Aim
Go through the entries and transcribe each one exactly, dropping the pictures.

(Dataset items)
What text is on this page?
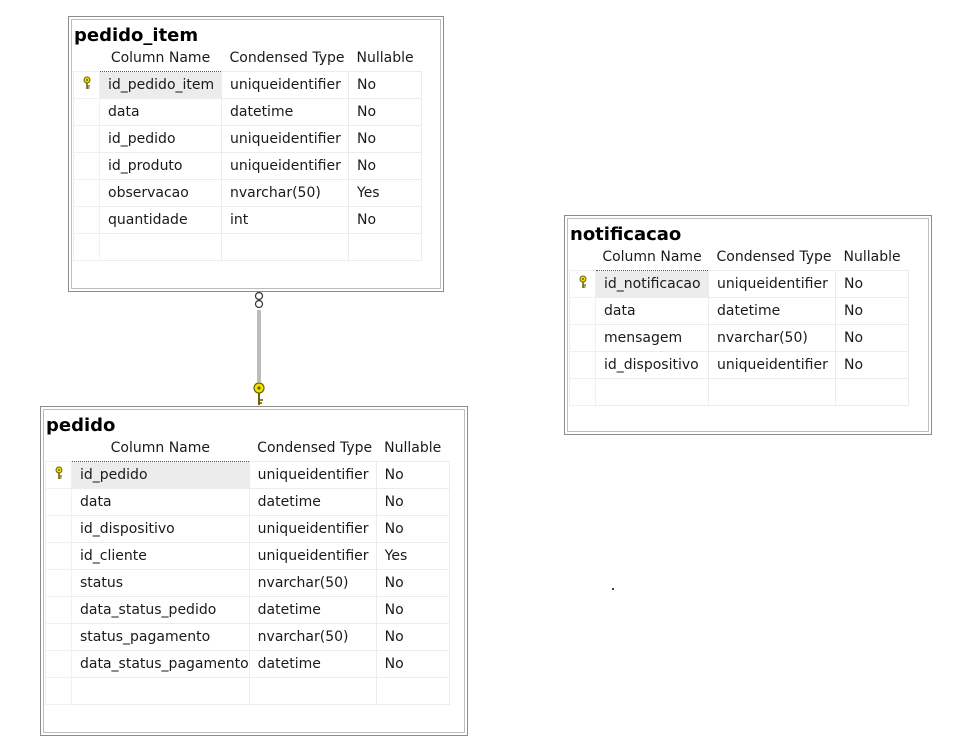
pedido_item
	Column Name	Condensed Type	Nullable
	id_pedido_item	uniqueidentifier	No
	data	datetime	No
	id_pedido	uniqueidentifier	No
	id_produto	uniqueidentifier	No
	observacao	nvarchar(50)	Yes
	quantidade	int	No

notificacao
	Column Name	Condensed Type	Nullable
	id_notificacao	uniqueidentifier	No
	data	datetime	No
	mensagem	nvarchar(50)	No
	id_dispositivo	uniqueidentifier	No

pedido
	Column Name	Condensed Type	Nullable
	id_pedido	uniqueidentifier	No
	data	datetime	No
	id_dispositivo	uniqueidentifier	No
	id_cliente	uniqueidentifier	Yes
	status	nvarchar(50)	No
	data_status_pedido	datetime	No
	status_pagamento	nvarchar(50)	No
	data_status_pagamento	datetime	No
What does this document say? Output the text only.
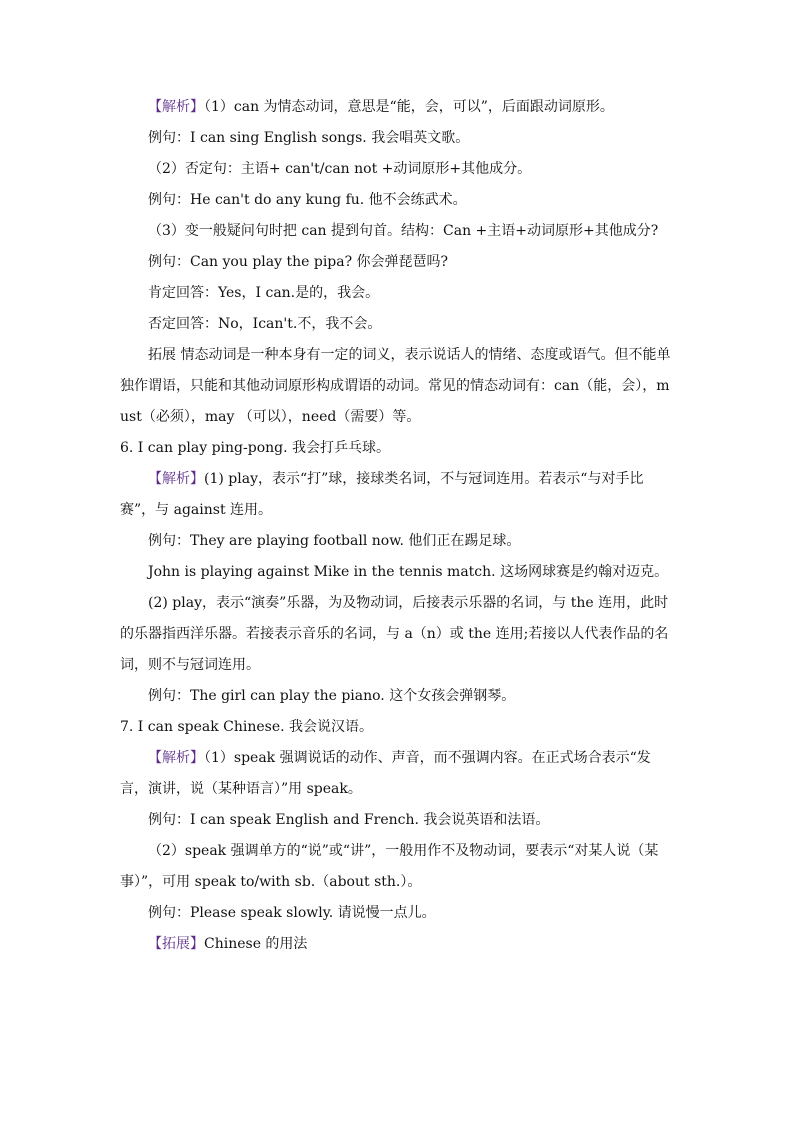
【解析】（1）can 为情态动词，意思是“能，会，可以”，后面跟动词原形。

例句：I can sing English songs. 我会唱英文歌。

（2）否定句：主语+ can't/can not +动词原形+其他成分。

例句：He can't do any kung fu. 他不会练武术。

（3）变一般疑问句时把 can 提到句首。结构：Can +主语+动词原形+其他成分?

例句：Can you play the pipa? 你会弹琵琶吗?

肯定回答：Yes，I can.是的，我会。

否定回答：No，Ican't.不，我不会。

拓展 情态动词是一种本身有一定的词义，表示说话人的情绪、态度或语气。但不能单独作谓语，只能和其他动词原形构成谓语的动词。常见的情态动词有：can（能，会），must（必须），may （可以），need（需要）等。

6. I can play ping-pong. 我会打乒乓球。

【解析】(1) play，表示“打”球，接球类名词，不与冠词连用。若表示“与对手比赛”，与 against 连用。

例句：They are playing football now. 他们正在踢足球。

John is playing against Mike in the tennis match. 这场网球赛是约翰对迈克。

(2) play，表示“演奏”乐器，为及物动词，后接表示乐器的名词，与 the 连用，此时的乐器指西洋乐器。若接表示音乐的名词，与 a（n）或 the 连用;若接以人代表作品的名词，则不与冠词连用。

例句：The girl can play the piano. 这个女孩会弹钢琴。

7. I can speak Chinese. 我会说汉语。

【解析】（1）speak 强调说话的动作、声音，而不强调内容。在正式场合表示“发言，演讲，说（某种语言）”用 speak。

例句：I can speak English and French. 我会说英语和法语。

（2）speak 强调单方的“说”或“讲”，一般用作不及物动词，要表示“对某人说（某事）”，可用 speak to/with sb.（about sth.）。

例句：Please speak slowly. 请说慢一点儿。

【拓展】Chinese 的用法
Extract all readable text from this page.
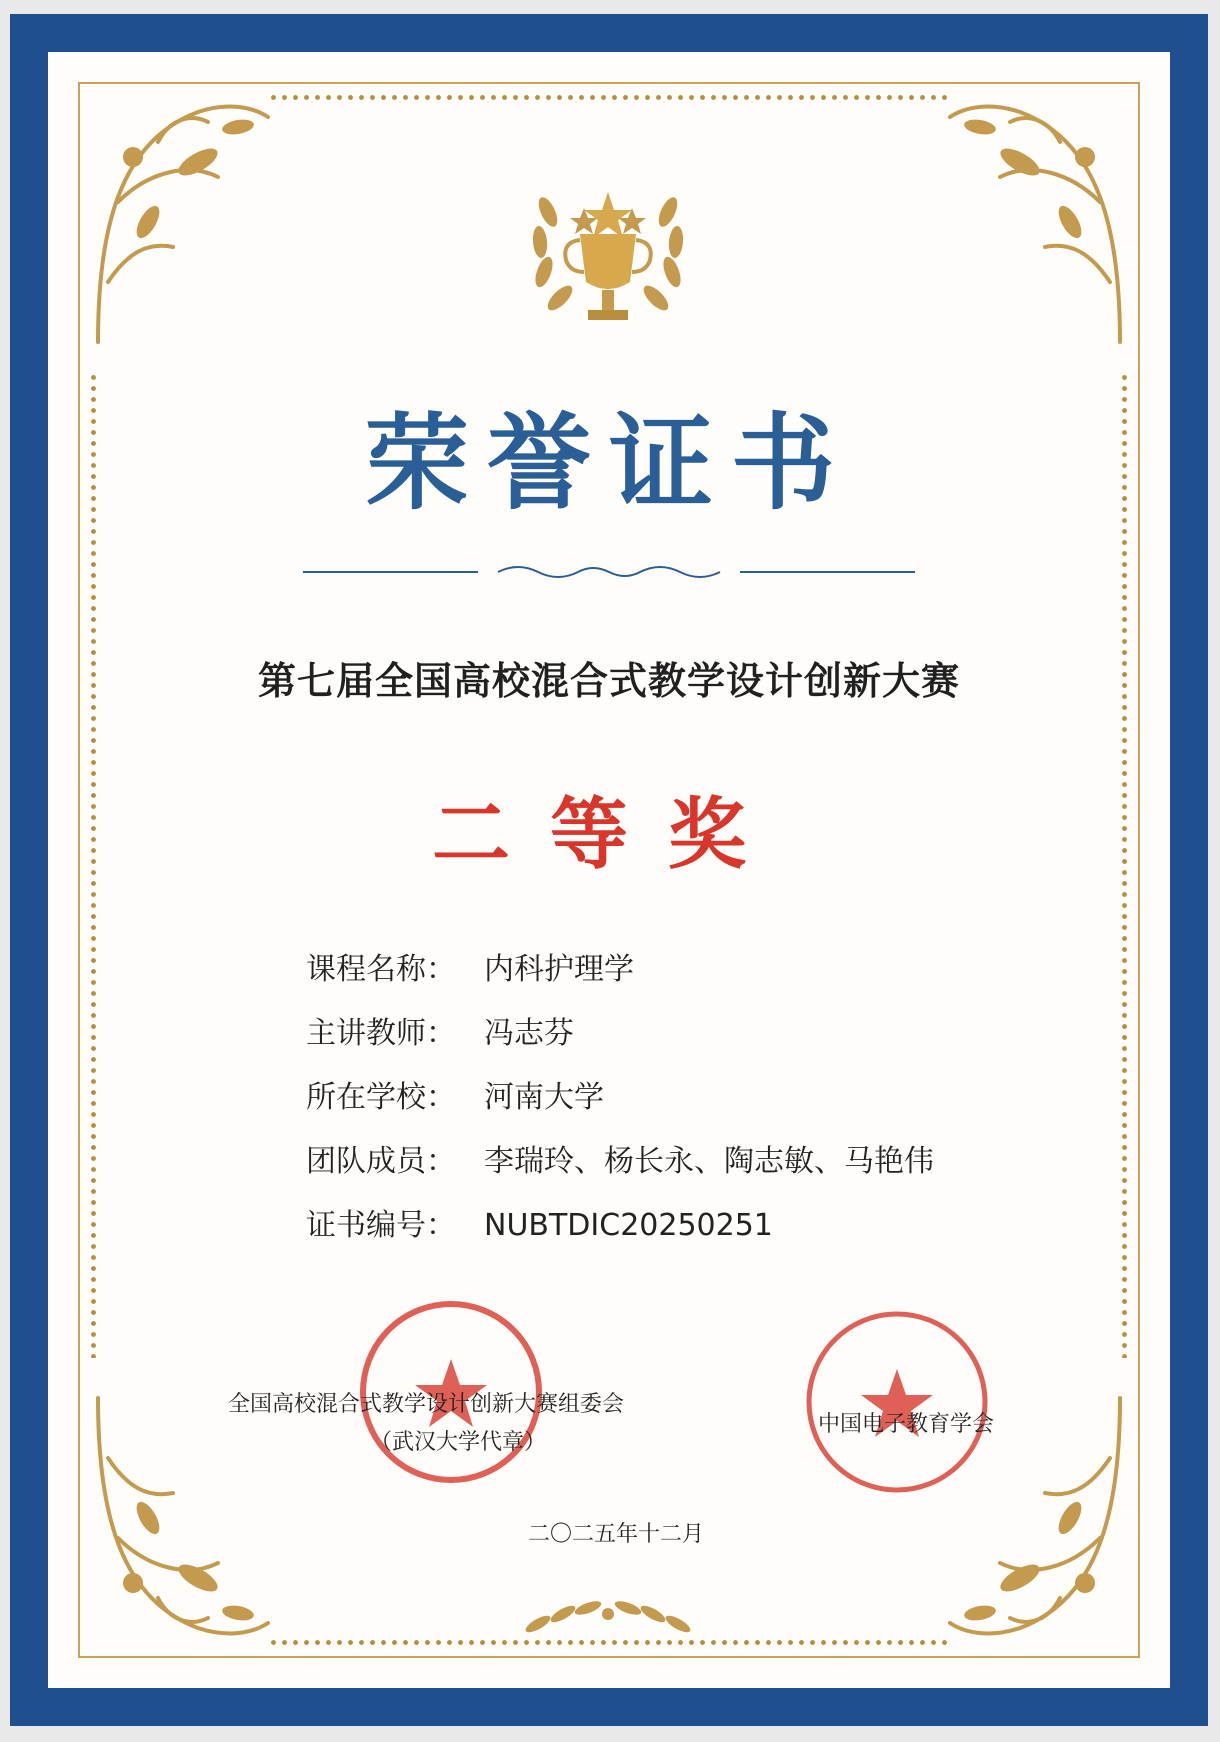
荣誉证书
第七届全国高校混合式教学设计创新大赛
二等奖
课程名称： 内科护理学
主讲教师： 冯志芬
所在学校： 河南大学
团队成员： 李瑞玲、杨长永、陶志敏、马艳伟
证书编号： NUBTDIC20250251
全国高校混合式教学设计创新大赛组委会
（武汉大学代章）
中国电子教育学会
二〇二五年十二月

Finished task
What text is on this page?
pedido_item
	Column Name	Condensed Type	Nullable
	id_pedido_item	uniqueidentifier	No
	data	datetime	No
	id_pedido	uniqueidentifier	No
	id_produto	uniqueidentifier	No
	observacao	nvarchar(50)	Yes
	quantidade	int	No

notificacao
	Column Name	Condensed Type	Nullable
	id_notificacao	uniqueidentifier	No
	data	datetime	No
	mensagem	nvarchar(50)	No
	id_dispositivo	uniqueidentifier	No

pedido
	Column Name	Condensed Type	Nullable
	id_pedido	uniqueidentifier	No
	data	datetime	No
	id_dispositivo	uniqueidentifier	No
	id_cliente	uniqueidentifier	Yes
	status	nvarchar(50)	No
	data_status_pedido	datetime	No
	status_pagamento	nvarchar(50)	No
	data_status_pagamento	datetime	No
What does this document say? Output the text only.
【解析】（1）can 为情态动词，意思是“能，会，可以”，后面跟动词原形。

例句：I can sing English songs. 我会唱英文歌。

（2）否定句：主语+ can't/can not +动词原形+其他成分。

例句：He can't do any kung fu. 他不会练武术。

（3）变一般疑问句时把 can 提到句首。结构：Can +主语+动词原形+其他成分?

例句：Can you play the pipa? 你会弹琵琶吗?

肯定回答：Yes，I can.是的，我会。

否定回答：No，Ican't.不，我不会。

拓展 情态动词是一种本身有一定的词义，表示说话人的情绪、态度或语气。但不能单独作谓语，只能和其他动词原形构成谓语的动词。常见的情态动词有：can（能，会），must（必须），may （可以），need（需要）等。

6. I can play ping-pong. 我会打乒乓球。

【解析】(1) play，表示“打”球，接球类名词，不与冠词连用。若表示“与对手比赛”，与 against 连用。

例句：They are playing football now. 他们正在踢足球。

John is playing against Mike in the tennis match. 这场网球赛是约翰对迈克。

(2) play，表示“演奏”乐器，为及物动词，后接表示乐器的名词，与 the 连用，此时的乐器指西洋乐器。若接表示音乐的名词，与 a（n）或 the 连用;若接以人代表作品的名词，则不与冠词连用。

例句：The girl can play the piano. 这个女孩会弹钢琴。

7. I can speak Chinese. 我会说汉语。

【解析】（1）speak 强调说话的动作、声音，而不强调内容。在正式场合表示“发言，演讲，说（某种语言）”用 speak。

例句：I can speak English and French. 我会说英语和法语。

（2）speak 强调单方的“说”或“讲”，一般用作不及物动词，要表示“对某人说（某事）”，可用 speak to/with sb.（about sth.）。

例句：Please speak slowly. 请说慢一点儿。

【拓展】Chinese 的用法
Extract all readable text from this page.
荣誉证书
第七届全国高校混合式教学设计创新大赛
二等奖
课程名称： 内科护理学
主讲教师： 冯志芬
所在学校： 河南大学
团队成员： 李瑞玲、杨长永、陶志敏、马艳伟
证书编号： NUBTDIC20250251
全国高校混合式教学设计创新大赛组委会
（武汉大学代章）
中国电子教育学会
二〇二五年十二月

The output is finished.